■ **EXERCISE INSTRUCTIONS**: Keep only the lines of the listing that include the word "JSON", and copy them.

■ **Stored data**:

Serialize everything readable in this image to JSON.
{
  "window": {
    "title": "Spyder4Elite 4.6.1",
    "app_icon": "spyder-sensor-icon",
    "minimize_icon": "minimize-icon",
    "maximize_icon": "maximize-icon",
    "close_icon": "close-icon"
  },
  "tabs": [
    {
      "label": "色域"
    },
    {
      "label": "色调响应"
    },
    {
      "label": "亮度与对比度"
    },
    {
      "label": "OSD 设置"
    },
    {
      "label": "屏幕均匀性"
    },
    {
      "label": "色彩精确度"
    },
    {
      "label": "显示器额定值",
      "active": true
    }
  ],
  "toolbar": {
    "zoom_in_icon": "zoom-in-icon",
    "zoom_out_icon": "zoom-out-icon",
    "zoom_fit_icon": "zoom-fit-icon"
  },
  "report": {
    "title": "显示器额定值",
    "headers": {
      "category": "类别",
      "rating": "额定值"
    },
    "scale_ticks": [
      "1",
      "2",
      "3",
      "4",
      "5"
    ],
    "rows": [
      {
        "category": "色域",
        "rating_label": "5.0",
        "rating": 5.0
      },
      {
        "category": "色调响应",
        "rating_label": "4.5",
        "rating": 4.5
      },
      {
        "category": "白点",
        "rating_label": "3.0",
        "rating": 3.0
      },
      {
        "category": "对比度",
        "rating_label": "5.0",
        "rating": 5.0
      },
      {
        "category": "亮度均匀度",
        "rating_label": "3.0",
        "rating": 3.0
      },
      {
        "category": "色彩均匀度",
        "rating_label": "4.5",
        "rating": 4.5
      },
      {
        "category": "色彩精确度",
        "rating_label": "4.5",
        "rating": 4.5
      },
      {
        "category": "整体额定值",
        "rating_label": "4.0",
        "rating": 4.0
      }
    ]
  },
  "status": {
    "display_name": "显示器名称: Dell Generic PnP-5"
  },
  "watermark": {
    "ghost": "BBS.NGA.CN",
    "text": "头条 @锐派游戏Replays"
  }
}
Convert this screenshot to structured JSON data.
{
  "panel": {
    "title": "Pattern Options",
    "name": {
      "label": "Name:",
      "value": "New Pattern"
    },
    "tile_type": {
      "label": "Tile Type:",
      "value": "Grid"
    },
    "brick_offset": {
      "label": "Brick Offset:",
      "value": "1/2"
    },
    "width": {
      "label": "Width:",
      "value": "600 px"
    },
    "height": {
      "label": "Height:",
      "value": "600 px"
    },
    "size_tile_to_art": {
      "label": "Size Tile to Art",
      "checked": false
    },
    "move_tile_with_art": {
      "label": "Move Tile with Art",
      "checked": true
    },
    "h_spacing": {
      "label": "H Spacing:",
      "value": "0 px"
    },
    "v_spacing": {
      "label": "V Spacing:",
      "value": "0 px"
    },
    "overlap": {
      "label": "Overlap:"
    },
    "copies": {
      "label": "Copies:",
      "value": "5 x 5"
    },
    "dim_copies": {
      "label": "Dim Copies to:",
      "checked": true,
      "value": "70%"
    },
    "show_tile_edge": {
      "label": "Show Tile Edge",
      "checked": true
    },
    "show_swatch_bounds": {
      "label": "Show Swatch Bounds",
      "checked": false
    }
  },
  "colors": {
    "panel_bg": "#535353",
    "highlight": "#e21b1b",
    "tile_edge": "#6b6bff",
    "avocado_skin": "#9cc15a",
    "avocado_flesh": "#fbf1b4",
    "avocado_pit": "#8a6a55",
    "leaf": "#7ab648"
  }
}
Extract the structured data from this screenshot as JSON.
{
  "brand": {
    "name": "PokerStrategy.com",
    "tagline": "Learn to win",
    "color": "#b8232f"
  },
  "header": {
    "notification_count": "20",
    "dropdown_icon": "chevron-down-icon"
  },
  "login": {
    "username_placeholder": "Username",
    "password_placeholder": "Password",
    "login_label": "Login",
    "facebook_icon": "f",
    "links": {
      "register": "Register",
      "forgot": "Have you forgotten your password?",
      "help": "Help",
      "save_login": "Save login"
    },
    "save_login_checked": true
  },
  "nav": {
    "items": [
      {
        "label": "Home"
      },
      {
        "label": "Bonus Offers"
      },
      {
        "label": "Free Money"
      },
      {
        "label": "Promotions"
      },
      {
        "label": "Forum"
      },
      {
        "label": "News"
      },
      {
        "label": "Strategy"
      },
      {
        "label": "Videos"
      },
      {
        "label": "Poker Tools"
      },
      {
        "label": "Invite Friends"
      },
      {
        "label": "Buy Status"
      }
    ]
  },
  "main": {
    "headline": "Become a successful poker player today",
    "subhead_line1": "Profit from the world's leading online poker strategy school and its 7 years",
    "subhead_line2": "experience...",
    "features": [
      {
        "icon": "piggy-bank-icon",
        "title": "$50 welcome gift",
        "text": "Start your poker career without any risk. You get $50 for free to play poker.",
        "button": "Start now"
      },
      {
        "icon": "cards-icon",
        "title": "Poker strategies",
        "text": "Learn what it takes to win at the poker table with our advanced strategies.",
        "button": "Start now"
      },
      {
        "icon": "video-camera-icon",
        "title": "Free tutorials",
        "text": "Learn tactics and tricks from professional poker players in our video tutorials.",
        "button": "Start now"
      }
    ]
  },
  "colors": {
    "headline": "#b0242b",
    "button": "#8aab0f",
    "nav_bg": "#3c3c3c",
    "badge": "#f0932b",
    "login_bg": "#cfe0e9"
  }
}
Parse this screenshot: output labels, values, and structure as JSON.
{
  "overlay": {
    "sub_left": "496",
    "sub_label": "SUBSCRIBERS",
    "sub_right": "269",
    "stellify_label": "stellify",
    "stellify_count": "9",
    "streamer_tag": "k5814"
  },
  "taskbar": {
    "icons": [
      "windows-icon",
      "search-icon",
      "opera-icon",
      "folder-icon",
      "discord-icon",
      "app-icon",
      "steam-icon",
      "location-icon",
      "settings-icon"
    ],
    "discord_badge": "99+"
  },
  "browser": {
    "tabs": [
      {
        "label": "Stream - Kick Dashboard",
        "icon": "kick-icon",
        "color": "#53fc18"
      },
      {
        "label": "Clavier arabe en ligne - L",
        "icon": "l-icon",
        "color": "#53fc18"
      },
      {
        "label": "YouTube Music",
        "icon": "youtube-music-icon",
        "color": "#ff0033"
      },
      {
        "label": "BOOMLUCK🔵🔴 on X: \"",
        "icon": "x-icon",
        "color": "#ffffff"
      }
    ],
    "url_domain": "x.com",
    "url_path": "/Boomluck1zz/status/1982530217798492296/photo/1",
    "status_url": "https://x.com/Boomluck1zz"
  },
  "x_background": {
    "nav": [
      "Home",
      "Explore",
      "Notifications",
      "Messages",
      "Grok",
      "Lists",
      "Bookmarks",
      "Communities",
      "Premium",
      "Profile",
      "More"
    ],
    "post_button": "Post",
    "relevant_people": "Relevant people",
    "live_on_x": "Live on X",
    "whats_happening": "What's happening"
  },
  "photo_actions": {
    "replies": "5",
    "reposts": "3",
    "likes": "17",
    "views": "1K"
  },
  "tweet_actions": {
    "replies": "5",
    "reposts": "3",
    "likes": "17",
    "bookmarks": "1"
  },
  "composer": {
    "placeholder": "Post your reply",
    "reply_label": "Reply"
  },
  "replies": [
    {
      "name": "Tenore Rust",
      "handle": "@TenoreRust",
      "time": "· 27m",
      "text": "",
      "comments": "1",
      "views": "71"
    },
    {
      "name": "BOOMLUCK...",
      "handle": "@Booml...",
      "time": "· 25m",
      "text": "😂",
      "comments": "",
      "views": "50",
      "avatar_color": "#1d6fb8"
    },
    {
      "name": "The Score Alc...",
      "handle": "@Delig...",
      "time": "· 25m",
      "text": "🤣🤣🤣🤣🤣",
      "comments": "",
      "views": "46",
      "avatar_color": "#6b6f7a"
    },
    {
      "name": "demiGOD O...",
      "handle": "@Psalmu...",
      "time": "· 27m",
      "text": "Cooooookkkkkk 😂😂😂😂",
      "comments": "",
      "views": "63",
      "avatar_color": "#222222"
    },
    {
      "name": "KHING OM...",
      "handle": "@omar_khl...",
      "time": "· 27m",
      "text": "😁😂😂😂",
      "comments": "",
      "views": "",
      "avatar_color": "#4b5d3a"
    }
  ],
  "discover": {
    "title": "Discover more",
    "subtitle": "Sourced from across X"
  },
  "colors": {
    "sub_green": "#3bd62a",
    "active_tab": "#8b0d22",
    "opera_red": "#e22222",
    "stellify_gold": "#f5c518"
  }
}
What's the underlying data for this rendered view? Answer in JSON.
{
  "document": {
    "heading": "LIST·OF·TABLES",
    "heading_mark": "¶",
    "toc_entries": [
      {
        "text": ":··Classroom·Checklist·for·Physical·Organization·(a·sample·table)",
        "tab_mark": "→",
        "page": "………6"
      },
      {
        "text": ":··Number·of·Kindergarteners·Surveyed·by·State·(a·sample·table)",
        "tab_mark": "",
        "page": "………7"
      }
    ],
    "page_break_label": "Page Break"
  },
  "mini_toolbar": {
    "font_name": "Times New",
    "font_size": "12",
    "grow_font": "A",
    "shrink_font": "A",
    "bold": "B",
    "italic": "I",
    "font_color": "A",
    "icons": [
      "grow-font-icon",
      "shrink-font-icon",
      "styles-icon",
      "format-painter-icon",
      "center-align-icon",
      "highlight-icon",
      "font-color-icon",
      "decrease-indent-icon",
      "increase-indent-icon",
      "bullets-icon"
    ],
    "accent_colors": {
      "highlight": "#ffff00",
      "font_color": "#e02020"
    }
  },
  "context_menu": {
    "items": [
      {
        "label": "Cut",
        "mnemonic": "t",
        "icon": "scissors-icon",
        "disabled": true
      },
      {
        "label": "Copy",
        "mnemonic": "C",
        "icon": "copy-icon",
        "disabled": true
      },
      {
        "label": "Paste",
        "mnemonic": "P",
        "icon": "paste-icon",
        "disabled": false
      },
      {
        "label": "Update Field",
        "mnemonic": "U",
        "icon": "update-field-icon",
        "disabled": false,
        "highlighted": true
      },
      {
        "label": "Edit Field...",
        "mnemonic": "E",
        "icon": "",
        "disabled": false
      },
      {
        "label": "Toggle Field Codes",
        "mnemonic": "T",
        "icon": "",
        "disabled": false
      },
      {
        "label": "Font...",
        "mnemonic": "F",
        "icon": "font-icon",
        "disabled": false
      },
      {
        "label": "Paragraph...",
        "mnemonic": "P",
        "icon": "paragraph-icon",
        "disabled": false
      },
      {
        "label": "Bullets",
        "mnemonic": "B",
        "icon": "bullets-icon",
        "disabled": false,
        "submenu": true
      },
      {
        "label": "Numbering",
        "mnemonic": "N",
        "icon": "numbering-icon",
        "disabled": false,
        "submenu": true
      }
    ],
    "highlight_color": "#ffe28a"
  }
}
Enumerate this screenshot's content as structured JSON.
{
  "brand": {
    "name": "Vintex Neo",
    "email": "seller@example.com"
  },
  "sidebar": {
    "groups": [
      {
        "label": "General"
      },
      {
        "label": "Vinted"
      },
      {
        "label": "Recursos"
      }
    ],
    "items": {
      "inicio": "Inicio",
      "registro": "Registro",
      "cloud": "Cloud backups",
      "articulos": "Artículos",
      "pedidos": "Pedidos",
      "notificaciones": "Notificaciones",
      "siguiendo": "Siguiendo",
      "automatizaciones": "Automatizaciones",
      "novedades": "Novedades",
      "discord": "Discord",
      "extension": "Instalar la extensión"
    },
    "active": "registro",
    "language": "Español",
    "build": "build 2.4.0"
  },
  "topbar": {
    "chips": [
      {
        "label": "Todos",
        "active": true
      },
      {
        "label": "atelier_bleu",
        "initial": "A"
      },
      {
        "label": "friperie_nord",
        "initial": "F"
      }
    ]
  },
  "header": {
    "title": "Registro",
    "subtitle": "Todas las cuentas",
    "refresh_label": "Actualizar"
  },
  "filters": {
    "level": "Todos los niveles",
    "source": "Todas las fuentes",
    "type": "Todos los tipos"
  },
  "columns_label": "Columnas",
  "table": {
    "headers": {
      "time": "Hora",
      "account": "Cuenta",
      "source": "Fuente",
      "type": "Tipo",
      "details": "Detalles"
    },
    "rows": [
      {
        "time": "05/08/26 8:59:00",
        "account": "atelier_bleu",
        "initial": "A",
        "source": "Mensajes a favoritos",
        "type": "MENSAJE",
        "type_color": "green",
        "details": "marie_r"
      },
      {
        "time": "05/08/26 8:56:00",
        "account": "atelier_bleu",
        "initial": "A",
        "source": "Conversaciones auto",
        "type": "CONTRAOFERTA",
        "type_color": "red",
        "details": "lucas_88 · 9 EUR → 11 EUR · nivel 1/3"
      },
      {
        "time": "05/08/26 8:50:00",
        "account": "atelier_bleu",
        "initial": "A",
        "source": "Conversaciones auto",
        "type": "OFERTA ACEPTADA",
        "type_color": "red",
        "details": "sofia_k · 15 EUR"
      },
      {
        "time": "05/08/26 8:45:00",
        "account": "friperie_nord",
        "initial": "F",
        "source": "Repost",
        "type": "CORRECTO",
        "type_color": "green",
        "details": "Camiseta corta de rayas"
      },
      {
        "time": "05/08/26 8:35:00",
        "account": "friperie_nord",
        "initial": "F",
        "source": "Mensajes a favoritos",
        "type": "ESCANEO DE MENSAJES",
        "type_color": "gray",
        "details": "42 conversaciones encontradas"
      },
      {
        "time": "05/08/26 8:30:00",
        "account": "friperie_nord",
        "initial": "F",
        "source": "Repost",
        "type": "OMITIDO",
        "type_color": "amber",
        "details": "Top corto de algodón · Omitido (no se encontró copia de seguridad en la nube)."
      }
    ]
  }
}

■ **WRITTEN RESPONSE**:
Serialize everything readable in this image to JSON.
Convert this screenshot to structured JSON data.
Extract the structured data from this screenshot as JSON.
Parse this screenshot: output labels, values, and structure as JSON.
What's the underlying data for this rendered view? Answer in JSON.
Enumerate this screenshot's content as structured JSON.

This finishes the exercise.